(Data supplied)
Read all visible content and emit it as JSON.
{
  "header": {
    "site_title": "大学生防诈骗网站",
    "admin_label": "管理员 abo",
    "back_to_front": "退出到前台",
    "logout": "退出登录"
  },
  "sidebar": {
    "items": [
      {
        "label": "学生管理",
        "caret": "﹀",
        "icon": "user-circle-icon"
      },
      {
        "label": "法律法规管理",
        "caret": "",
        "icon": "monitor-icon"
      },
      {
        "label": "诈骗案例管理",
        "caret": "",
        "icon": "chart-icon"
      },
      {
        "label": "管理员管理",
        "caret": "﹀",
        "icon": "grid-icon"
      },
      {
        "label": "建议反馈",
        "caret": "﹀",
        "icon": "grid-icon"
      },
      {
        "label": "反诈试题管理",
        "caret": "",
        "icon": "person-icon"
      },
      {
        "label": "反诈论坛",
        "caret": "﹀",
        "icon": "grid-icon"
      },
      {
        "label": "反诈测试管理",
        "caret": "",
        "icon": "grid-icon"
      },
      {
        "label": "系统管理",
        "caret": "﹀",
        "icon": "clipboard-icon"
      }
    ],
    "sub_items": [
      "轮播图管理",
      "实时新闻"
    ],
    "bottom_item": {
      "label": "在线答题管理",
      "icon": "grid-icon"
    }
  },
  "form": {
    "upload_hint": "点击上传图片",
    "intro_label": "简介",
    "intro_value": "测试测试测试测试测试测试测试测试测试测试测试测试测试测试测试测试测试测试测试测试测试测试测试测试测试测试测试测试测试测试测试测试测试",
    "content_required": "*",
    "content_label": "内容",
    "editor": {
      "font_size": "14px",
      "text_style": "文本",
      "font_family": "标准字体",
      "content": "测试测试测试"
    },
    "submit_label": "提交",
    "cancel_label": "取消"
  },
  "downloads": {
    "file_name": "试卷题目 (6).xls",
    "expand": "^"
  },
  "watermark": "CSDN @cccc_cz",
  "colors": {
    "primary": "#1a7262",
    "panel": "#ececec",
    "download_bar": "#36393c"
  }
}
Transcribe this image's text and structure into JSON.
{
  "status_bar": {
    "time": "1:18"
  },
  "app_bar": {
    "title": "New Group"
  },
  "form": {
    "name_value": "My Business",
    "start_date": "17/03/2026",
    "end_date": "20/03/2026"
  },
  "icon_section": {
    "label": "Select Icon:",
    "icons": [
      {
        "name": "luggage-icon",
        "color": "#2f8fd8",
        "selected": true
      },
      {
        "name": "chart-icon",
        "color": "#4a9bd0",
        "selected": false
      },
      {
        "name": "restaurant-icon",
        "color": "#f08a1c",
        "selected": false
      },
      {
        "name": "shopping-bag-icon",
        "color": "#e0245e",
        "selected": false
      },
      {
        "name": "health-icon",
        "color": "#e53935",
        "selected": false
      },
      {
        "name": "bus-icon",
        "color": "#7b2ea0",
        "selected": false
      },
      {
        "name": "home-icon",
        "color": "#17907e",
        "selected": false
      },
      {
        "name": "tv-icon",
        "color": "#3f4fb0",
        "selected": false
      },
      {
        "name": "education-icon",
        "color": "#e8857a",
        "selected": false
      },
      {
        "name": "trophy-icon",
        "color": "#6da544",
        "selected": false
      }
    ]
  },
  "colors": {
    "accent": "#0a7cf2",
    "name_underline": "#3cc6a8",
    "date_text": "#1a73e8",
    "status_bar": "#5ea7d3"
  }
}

(Task requirements) Return every line exactly.

(Complete answer)
Read all visible content and emit it as JSON.
{
  "header": {
    "site_title": "大学生防诈骗网站",
    "admin_label": "管理员 abo",
    "back_to_front": "退出到前台",
    "logout": "退出登录"
  },
  "sidebar": {
    "items": [
      {
        "label": "学生管理",
        "caret": "﹀",
        "icon": "user-circle-icon"
      },
      {
        "label": "法律法规管理",
        "caret": "",
        "icon": "monitor-icon"
      },
      {
        "label": "诈骗案例管理",
        "caret": "",
        "icon": "chart-icon"
      },
      {
        "label": "管理员管理",
        "caret": "﹀",
        "icon": "grid-icon"
      },
      {
        "label": "建议反馈",
        "caret": "﹀",
        "icon": "grid-icon"
      },
      {
        "label": "反诈试题管理",
        "caret": "",
        "icon": "person-icon"
      },
      {
        "label": "反诈论坛",
        "caret": "﹀",
        "icon": "grid-icon"
      },
      {
        "label": "反诈测试管理",
        "caret": "",
        "icon": "grid-icon"
      },
      {
        "label": "系统管理",
        "caret": "﹀",
        "icon": "clipboard-icon"
      }
    ],
    "sub_items": [
      "轮播图管理",
      "实时新闻"
    ],
    "bottom_item": {
      "label": "在线答题管理",
      "icon": "grid-icon"
    }
  },
  "form": {
    "upload_hint": "点击上传图片",
    "intro_label": "简介",
    "intro_value": "测试测试测试测试测试测试测试测试测试测试测试测试测试测试测试测试测试测试测试测试测试测试测试测试测试测试测试测试测试测试测试测试测试",
    "content_required": "*",
    "content_label": "内容",
    "editor": {
      "font_size": "14px",
      "text_style": "文本",
      "font_family": "标准字体",
      "content": "测试测试测试"
    },
    "submit_label": "提交",
    "cancel_label": "取消"
  },
  "downloads": {
    "file_name": "试卷题目 (6).xls",
    "expand": "^"
  },
  "watermark": "CSDN @cccc_cz",
  "colors": {
    "primary": "#1a7262",
    "panel": "#ececec",
    "download_bar": "#36393c"
  }
}
Transcribe this image's text and structure into JSON.
{
  "status_bar": {
    "time": "1:18"
  },
  "app_bar": {
    "title": "New Group"
  },
  "form": {
    "name_value": "My Business",
    "start_date": "17/03/2026",
    "end_date": "20/03/2026"
  },
  "icon_section": {
    "label": "Select Icon:",
    "icons": [
      {
        "name": "luggage-icon",
        "color": "#2f8fd8",
        "selected": true
      },
      {
        "name": "chart-icon",
        "color": "#4a9bd0",
        "selected": false
      },
      {
        "name": "restaurant-icon",
        "color": "#f08a1c",
        "selected": false
      },
      {
        "name": "shopping-bag-icon",
        "color": "#e0245e",
        "selected": false
      },
      {
        "name": "health-icon",
        "color": "#e53935",
        "selected": false
      },
      {
        "name": "bus-icon",
        "color": "#7b2ea0",
        "selected": false
      },
      {
        "name": "home-icon",
        "color": "#17907e",
        "selected": false
      },
      {
        "name": "tv-icon",
        "color": "#3f4fb0",
        "selected": false
      },
      {
        "name": "education-icon",
        "color": "#e8857a",
        "selected": false
      },
      {
        "name": "trophy-icon",
        "color": "#6da544",
        "selected": false
      }
    ]
  },
  "colors": {
    "accent": "#0a7cf2",
    "name_underline": "#3cc6a8",
    "date_text": "#1a73e8",
    "status_bar": "#5ea7d3"
  }
}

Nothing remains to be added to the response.